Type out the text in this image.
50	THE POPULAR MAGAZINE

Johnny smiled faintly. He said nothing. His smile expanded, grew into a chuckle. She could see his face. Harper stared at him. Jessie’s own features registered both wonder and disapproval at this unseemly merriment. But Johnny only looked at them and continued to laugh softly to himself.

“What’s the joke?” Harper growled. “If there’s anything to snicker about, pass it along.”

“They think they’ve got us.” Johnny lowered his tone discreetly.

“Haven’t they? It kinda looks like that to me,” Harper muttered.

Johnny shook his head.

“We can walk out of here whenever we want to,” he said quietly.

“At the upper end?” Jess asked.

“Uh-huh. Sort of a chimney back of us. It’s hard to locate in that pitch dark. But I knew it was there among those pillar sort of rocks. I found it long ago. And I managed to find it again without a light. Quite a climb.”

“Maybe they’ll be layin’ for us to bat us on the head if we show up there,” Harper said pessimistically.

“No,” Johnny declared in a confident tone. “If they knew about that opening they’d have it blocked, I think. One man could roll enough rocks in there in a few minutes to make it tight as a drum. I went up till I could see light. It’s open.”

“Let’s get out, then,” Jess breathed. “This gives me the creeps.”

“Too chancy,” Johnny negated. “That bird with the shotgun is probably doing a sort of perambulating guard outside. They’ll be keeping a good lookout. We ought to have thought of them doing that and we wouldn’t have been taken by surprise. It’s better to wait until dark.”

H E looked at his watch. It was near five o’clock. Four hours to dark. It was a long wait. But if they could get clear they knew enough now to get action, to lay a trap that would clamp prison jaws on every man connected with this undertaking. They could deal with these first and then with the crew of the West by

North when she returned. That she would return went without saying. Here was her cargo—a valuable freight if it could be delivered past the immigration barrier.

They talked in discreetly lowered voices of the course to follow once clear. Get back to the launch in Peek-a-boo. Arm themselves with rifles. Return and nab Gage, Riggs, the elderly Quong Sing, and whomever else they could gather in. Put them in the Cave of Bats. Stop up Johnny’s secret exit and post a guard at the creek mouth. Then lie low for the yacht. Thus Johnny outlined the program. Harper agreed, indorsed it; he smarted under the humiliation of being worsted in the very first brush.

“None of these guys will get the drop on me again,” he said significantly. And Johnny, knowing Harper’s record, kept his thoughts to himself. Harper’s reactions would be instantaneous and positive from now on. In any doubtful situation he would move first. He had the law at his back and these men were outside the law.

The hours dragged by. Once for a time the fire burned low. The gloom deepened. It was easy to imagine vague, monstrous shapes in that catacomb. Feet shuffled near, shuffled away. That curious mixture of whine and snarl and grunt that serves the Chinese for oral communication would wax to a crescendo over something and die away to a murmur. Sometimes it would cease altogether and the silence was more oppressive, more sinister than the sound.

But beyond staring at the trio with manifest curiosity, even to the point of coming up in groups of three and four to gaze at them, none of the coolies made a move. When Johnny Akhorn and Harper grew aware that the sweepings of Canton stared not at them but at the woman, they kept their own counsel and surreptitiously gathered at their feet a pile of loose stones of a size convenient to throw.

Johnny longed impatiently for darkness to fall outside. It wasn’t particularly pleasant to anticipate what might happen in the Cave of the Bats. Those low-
.....
REQUEST: Reproduce the data, keeping every line exactly the same.

SOLUTION:
Type out the text in this image.
50	THE POPULAR MAGAZINE

Johnny smiled faintly. He said nothing. His smile expanded, grew into a chuckle. She could see his face. Harper stared at him. Jessie’s own features registered both wonder and disapproval at this unseemly merriment. But Johnny only looked at them and continued to laugh softly to himself.

“What’s the joke?” Harper growled. “If there’s anything to snicker about, pass it along.”

“They think they’ve got us.” Johnny lowered his tone discreetly.

“Haven’t they? It kinda looks like that to me,” Harper muttered.

Johnny shook his head.

“We can walk out of here whenever we want to,” he said quietly.

“At the upper end?” Jess asked.

“Uh-huh. Sort of a chimney back of us. It’s hard to locate in that pitch dark. But I knew it was there among those pillar sort of rocks. I found it long ago. And I managed to find it again without a light. Quite a climb.”

“Maybe they’ll be layin’ for us to bat us on the head if we show up there,” Harper said pessimistically.

“No,” Johnny declared in a confident tone. “If they knew about that opening they’d have it blocked, I think. One man could roll enough rocks in there in a few minutes to make it tight as a drum. I went up till I could see light. It’s open.”

“Let’s get out, then,” Jess breathed. “This gives me the creeps.”

“Too chancy,” Johnny negated. “That bird with the shotgun is probably doing a sort of perambulating guard outside. They’ll be keeping a good lookout. We ought to have thought of them doing that and we wouldn’t have been taken by surprise. It’s better to wait until dark.”

H E looked at his watch. It was near five o’clock. Four hours to dark. It was a long wait. But if they could get clear they knew enough now to get action, to lay a trap that would clamp prison jaws on every man connected with this undertaking. They could deal with these first and then with the crew of the West by

North when she returned. That she would return went without saying. Here was her cargo—a valuable freight if it could be delivered past the immigration barrier.

They talked in discreetly lowered voices of the course to follow once clear. Get back to the launch in Peek-a-boo. Arm themselves with rifles. Return and nab Gage, Riggs, the elderly Quong Sing, and whomever else they could gather in. Put them in the Cave of Bats. Stop up Johnny’s secret exit and post a guard at the creek mouth. Then lie low for the yacht. Thus Johnny outlined the program. Harper agreed, indorsed it; he smarted under the humiliation of being worsted in the very first brush.

“None of these guys will get the drop on me again,” he said significantly. And Johnny, knowing Harper’s record, kept his thoughts to himself. Harper’s reactions would be instantaneous and positive from now on. In any doubtful situation he would move first. He had the law at his back and these men were outside the law.

The hours dragged by. Once for a time the fire burned low. The gloom deepened. It was easy to imagine vague, monstrous shapes in that catacomb. Feet shuffled near, shuffled away. That curious mixture of whine and snarl and grunt that serves the Chinese for oral communication would wax to a crescendo over something and die away to a murmur. Sometimes it would cease altogether and the silence was more oppressive, more sinister than the sound.

But beyond staring at the trio with manifest curiosity, even to the point of coming up in groups of three and four to gaze at them, none of the coolies made a move. When Johnny Akhorn and Harper grew aware that the sweepings of Canton stared not at them but at the woman, they kept their own counsel and surreptitiously gathered at their feet a pile of loose stones of a size convenient to throw.

Johnny longed impatiently for darkness to fall outside. It wasn’t particularly pleasant to anticipate what might happen in the Cave of the Bats. Those low-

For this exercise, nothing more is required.